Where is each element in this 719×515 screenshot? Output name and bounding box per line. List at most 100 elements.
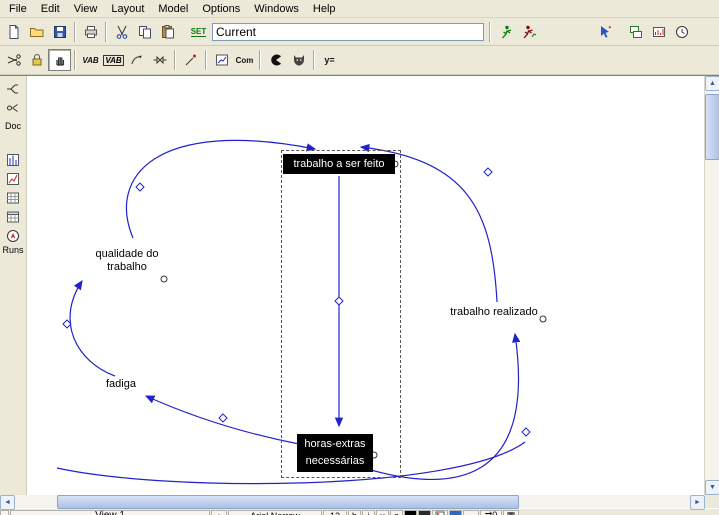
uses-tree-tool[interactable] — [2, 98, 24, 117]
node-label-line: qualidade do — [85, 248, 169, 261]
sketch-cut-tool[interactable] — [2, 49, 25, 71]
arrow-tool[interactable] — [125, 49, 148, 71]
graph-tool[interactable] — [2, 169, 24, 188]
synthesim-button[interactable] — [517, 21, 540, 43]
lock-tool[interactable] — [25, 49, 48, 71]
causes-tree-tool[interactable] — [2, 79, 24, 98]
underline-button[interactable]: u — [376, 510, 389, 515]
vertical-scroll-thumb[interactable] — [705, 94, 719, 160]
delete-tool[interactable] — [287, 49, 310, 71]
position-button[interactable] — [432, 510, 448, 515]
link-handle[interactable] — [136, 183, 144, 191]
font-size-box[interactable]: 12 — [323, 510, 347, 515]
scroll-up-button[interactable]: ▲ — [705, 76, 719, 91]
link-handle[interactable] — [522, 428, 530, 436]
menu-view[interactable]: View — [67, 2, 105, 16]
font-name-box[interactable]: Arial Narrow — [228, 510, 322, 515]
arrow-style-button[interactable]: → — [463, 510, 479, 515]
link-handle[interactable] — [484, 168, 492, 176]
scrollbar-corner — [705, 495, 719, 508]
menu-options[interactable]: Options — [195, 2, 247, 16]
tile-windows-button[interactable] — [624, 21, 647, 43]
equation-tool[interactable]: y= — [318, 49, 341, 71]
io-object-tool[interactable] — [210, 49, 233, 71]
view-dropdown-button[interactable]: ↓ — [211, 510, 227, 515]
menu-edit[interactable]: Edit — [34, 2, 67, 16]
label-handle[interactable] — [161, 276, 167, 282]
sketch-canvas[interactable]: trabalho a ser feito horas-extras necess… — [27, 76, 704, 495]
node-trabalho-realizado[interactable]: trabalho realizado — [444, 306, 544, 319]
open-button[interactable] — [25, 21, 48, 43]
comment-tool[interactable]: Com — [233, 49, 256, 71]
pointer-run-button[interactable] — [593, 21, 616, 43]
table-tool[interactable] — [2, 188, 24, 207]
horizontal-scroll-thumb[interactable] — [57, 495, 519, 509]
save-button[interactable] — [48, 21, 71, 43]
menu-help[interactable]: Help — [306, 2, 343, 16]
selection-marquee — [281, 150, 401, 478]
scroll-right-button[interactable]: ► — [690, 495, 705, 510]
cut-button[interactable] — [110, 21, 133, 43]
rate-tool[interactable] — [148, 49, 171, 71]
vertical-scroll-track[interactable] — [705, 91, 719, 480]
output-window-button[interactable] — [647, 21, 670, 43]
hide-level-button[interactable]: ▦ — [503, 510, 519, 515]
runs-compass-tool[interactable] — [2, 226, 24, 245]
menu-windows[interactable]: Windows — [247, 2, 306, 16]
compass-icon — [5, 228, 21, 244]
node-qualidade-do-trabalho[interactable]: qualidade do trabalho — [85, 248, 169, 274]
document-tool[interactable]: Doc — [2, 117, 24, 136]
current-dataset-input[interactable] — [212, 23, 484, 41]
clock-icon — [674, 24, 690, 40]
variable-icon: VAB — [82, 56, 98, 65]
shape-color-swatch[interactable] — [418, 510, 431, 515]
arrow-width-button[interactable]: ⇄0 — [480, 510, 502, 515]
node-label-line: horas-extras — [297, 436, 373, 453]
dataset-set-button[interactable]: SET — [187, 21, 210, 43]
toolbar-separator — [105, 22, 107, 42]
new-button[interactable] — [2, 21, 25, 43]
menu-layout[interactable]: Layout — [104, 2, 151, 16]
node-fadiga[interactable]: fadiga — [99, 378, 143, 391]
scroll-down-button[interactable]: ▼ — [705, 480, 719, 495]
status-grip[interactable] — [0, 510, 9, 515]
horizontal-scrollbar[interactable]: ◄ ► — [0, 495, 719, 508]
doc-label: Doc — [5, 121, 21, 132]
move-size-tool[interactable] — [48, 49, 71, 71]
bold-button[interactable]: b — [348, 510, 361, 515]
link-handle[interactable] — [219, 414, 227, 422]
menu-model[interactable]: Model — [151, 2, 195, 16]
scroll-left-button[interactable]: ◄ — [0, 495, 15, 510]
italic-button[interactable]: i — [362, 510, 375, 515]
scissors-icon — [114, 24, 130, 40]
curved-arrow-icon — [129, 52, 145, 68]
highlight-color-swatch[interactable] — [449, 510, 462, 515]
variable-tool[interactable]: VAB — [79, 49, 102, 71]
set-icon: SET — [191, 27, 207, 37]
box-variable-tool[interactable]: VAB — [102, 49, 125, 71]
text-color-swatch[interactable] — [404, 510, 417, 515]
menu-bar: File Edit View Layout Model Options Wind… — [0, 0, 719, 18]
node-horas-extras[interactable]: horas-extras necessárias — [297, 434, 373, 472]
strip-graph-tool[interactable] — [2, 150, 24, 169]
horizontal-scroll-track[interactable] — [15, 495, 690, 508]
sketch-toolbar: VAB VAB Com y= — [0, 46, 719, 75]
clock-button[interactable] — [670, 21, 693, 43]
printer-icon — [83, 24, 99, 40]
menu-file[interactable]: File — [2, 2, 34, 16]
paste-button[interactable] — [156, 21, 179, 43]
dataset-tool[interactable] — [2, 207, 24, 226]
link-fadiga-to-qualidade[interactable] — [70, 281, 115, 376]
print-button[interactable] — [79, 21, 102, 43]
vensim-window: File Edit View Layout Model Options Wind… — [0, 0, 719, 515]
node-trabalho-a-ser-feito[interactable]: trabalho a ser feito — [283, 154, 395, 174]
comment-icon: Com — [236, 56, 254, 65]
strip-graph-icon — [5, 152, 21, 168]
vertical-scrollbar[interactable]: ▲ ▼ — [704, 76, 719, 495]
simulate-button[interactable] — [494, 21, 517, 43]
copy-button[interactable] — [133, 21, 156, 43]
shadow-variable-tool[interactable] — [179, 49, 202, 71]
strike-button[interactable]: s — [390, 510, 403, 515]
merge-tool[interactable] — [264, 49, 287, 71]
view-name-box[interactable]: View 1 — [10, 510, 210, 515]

WHAT IS BEING ASKED =>
Revise all the records above so that "interactable" is replaced by "clickable" wherever it occurs, with every other line left unchanged. Omit the pictures from the answer.

OUTPUT FOR THIS TASK =>
Where is each element in this 719×515 screenshot? Output name and bounding box per line. List at most 100 elements.
uses-tree-tool[clickable] — [2, 98, 24, 117]
node-label-line: qualidade do — [85, 248, 169, 261]
sketch-cut-tool[clickable] — [2, 49, 25, 71]
arrow-tool[clickable] — [125, 49, 148, 71]
graph-tool[clickable] — [2, 169, 24, 188]
synthesim-button[clickable] — [517, 21, 540, 43]
lock-tool[clickable] — [25, 49, 48, 71]
causes-tree-tool[clickable] — [2, 79, 24, 98]
underline-button[clickable]: u — [376, 510, 389, 515]
vertical-scroll-thumb[clickable] — [705, 94, 719, 160]
delete-tool[clickable] — [287, 49, 310, 71]
position-button[clickable] — [432, 510, 448, 515]
link-handle[clickable] — [136, 183, 144, 191]
font-size-box[clickable]: 12 — [323, 510, 347, 515]
scroll-up-button[clickable]: ▲ — [705, 76, 719, 91]
link-handle[clickable] — [522, 428, 530, 436]
menu-view[clickable]: View — [67, 2, 105, 16]
font-name-box[clickable]: Arial Narrow — [228, 510, 322, 515]
arrow-style-button[clickable]: → — [463, 510, 479, 515]
link-handle[clickable] — [484, 168, 492, 176]
scrollbar-corner — [705, 495, 719, 508]
menu-options[clickable]: Options — [195, 2, 247, 16]
tile-windows-button[clickable] — [624, 21, 647, 43]
equation-tool[clickable]: y= — [318, 49, 341, 71]
io-object-tool[clickable] — [210, 49, 233, 71]
view-dropdown-button[clickable]: ↓ — [211, 510, 227, 515]
menu-edit[clickable]: Edit — [34, 2, 67, 16]
label-handle[clickable] — [161, 276, 167, 282]
sketch-canvas[clickable]: trabalho a ser feito horas-extras necess… — [27, 76, 704, 495]
node-trabalho-realizado[clickable]: trabalho realizado — [444, 306, 544, 319]
open-button[clickable] — [25, 21, 48, 43]
comment-tool[clickable]: Com — [233, 49, 256, 71]
pointer-run-button[clickable] — [593, 21, 616, 43]
table-tool[clickable] — [2, 188, 24, 207]
horizontal-scroll-thumb[clickable] — [57, 495, 519, 509]
save-button[clickable] — [48, 21, 71, 43]
menu-help[clickable]: Help — [306, 2, 343, 16]
selection-marquee — [281, 150, 401, 478]
scroll-right-button[clickable]: ► — [690, 495, 705, 510]
cut-button[clickable] — [110, 21, 133, 43]
rate-tool[clickable] — [148, 49, 171, 71]
vertical-scroll-track[clickable] — [705, 91, 719, 480]
output-window-button[clickable] — [647, 21, 670, 43]
hide-level-button[clickable]: ▦ — [503, 510, 519, 515]
runs-compass-tool[clickable] — [2, 226, 24, 245]
menu-windows[clickable]: Windows — [247, 2, 306, 16]
compass-icon — [5, 228, 21, 244]
node-qualidade-do-trabalho[clickable]: qualidade do trabalho — [85, 248, 169, 274]
document-tool[clickable]: Doc — [2, 117, 24, 136]
current-dataset-input[clickable] — [212, 23, 484, 41]
clock-icon — [674, 24, 690, 40]
variable-icon: VAB — [82, 56, 98, 65]
shape-color-swatch[clickable] — [418, 510, 431, 515]
arrow-width-button[clickable]: ⇄0 — [480, 510, 502, 515]
node-label-line: horas-extras — [297, 436, 373, 453]
dataset-set-button[clickable]: SET — [187, 21, 210, 43]
toolbar-separator — [105, 22, 107, 42]
new-button[clickable] — [2, 21, 25, 43]
menu-layout[clickable]: Layout — [104, 2, 151, 16]
node-fadiga[clickable]: fadiga — [99, 378, 143, 391]
scroll-down-button[clickable]: ▼ — [705, 480, 719, 495]
status-grip[clickable] — [0, 510, 9, 515]
horizontal-scrollbar[clickable]: ◄ ► — [0, 495, 719, 508]
doc-label: Doc — [5, 121, 21, 132]
move-size-tool[clickable] — [48, 49, 71, 71]
bold-button[clickable]: b — [348, 510, 361, 515]
link-handle[clickable] — [219, 414, 227, 422]
menu-model[clickable]: Model — [151, 2, 195, 16]
scroll-left-button[clickable]: ◄ — [0, 495, 15, 510]
italic-button[clickable]: i — [362, 510, 375, 515]
scissors-icon — [114, 24, 130, 40]
curved-arrow-icon — [129, 52, 145, 68]
highlight-color-swatch[clickable] — [449, 510, 462, 515]
variable-tool[clickable]: VAB — [79, 49, 102, 71]
set-icon: SET — [191, 27, 207, 37]
box-variable-tool[clickable]: VAB — [102, 49, 125, 71]
text-color-swatch[clickable] — [404, 510, 417, 515]
menu-bar: File Edit View Layout Model Options Wind… — [0, 0, 719, 18]
node-horas-extras[clickable]: horas-extras necessárias — [297, 434, 373, 472]
strip-graph-tool[clickable] — [2, 150, 24, 169]
horizontal-scroll-track[clickable] — [15, 495, 690, 508]
sketch-toolbar: VAB VAB Com y= — [0, 46, 719, 75]
clock-button[clickable] — [670, 21, 693, 43]
printer-icon — [83, 24, 99, 40]
menu-file[clickable]: File — [2, 2, 34, 16]
paste-button[clickable] — [156, 21, 179, 43]
dataset-tool[clickable] — [2, 207, 24, 226]
link-fadiga-to-qualidade[clickable] — [70, 281, 115, 376]
print-button[clickable] — [79, 21, 102, 43]
vensim-window: File Edit View Layout Model Options Wind… — [0, 0, 719, 515]
node-trabalho-a-ser-feito[clickable]: trabalho a ser feito — [283, 154, 395, 174]
comment-icon: Com — [236, 56, 254, 65]
strip-graph-icon — [5, 152, 21, 168]
vertical-scrollbar[clickable]: ▲ ▼ — [704, 76, 719, 495]
simulate-button[clickable] — [494, 21, 517, 43]
copy-button[clickable] — [133, 21, 156, 43]
shadow-variable-tool[clickable] — [179, 49, 202, 71]
strike-button[clickable]: s — [390, 510, 403, 515]
merge-tool[clickable] — [264, 49, 287, 71]
view-name-box[clickable]: View 1 — [10, 510, 210, 515]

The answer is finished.